- **TASK BRIEF**
Reproduce every one of the following entries character for character.
-- START EXCERPTED RECORDS --
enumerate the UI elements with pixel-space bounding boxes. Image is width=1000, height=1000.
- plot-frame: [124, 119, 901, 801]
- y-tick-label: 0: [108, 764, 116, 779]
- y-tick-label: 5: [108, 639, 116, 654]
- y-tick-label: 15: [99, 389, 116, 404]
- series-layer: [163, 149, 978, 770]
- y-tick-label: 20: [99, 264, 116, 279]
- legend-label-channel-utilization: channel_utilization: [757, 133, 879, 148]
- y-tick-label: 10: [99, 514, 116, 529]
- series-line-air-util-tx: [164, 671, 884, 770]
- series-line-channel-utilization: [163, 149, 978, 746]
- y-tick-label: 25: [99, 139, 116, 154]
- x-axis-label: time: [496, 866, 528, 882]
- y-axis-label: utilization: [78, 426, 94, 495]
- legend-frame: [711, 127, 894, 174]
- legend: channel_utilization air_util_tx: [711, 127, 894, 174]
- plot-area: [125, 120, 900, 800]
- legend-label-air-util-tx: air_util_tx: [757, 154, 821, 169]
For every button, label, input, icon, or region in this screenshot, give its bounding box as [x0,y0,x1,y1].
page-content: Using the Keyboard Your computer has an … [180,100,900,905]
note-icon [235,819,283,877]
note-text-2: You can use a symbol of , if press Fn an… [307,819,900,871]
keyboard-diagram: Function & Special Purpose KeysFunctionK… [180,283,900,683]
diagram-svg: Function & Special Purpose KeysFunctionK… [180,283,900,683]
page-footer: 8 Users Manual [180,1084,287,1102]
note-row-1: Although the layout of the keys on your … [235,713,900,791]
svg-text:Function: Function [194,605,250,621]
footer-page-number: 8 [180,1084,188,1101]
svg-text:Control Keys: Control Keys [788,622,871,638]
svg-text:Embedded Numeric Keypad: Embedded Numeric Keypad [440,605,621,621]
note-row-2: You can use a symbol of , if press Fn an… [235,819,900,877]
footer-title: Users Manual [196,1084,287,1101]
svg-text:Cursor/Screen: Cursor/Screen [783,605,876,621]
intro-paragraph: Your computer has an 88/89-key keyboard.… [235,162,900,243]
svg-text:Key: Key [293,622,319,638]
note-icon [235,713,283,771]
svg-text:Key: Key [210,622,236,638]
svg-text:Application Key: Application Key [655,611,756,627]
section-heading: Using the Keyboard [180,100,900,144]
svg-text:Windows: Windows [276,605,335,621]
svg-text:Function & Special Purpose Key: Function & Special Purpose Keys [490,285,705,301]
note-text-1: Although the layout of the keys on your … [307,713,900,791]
-- END EXCERPTED RECORDS --
- **ANSWER FOR THIS EXERCISE**
enumerate the UI elements with pixel-space bounding boxes. Image is width=1000, height=1000.
- plot-frame: [124, 119, 901, 801]
- y-tick-label: 0: [108, 764, 116, 779]
- y-tick-label: 5: [108, 639, 116, 654]
- y-tick-label: 15: [99, 389, 116, 404]
- series-layer: [163, 149, 978, 770]
- y-tick-label: 20: [99, 264, 116, 279]
- legend-label-channel-utilization: channel_utilization: [757, 133, 879, 148]
- y-tick-label: 10: [99, 514, 116, 529]
- series-line-air-util-tx: [164, 671, 884, 770]
- series-line-channel-utilization: [163, 149, 978, 746]
- y-tick-label: 25: [99, 139, 116, 154]
- x-axis-label: time: [496, 866, 528, 882]
- y-axis-label: utilization: [78, 426, 94, 495]
- legend-frame: [711, 127, 894, 174]
- legend: channel_utilization air_util_tx: [711, 127, 894, 174]
- plot-area: [125, 120, 900, 800]
- legend-label-air-util-tx: air_util_tx: [757, 154, 821, 169]
For every button, label, input, icon, or region in this screenshot, give its bounding box as [x0,y0,x1,y1].
page-content: Using the Keyboard Your computer has an … [180,100,900,905]
note-icon [235,819,283,877]
note-text-2: You can use a symbol of , if press Fn an… [307,819,900,871]
keyboard-diagram: Function & Special Purpose KeysFunctionK… [180,283,900,683]
diagram-svg: Function & Special Purpose KeysFunctionK… [180,283,900,683]
page-footer: 8 Users Manual [180,1084,287,1102]
note-row-1: Although the layout of the keys on your … [235,713,900,791]
svg-text:Function: Function [194,605,250,621]
footer-page-number: 8 [180,1084,188,1101]
svg-text:Control Keys: Control Keys [788,622,871,638]
svg-text:Embedded Numeric Keypad: Embedded Numeric Keypad [440,605,621,621]
note-row-2: You can use a symbol of , if press Fn an… [235,819,900,877]
footer-title: Users Manual [196,1084,287,1101]
svg-text:Cursor/Screen: Cursor/Screen [783,605,876,621]
intro-paragraph: Your computer has an 88/89-key keyboard.… [235,162,900,243]
svg-text:Key: Key [293,622,319,638]
note-icon [235,713,283,771]
svg-text:Key: Key [210,622,236,638]
svg-text:Application Key: Application Key [655,611,756,627]
section-heading: Using the Keyboard [180,100,900,144]
svg-text:Windows: Windows [276,605,335,621]
svg-text:Function & Special Purpose Key: Function & Special Purpose Keys [490,285,705,301]
note-text-1: Although the layout of the keys on your … [307,713,900,791]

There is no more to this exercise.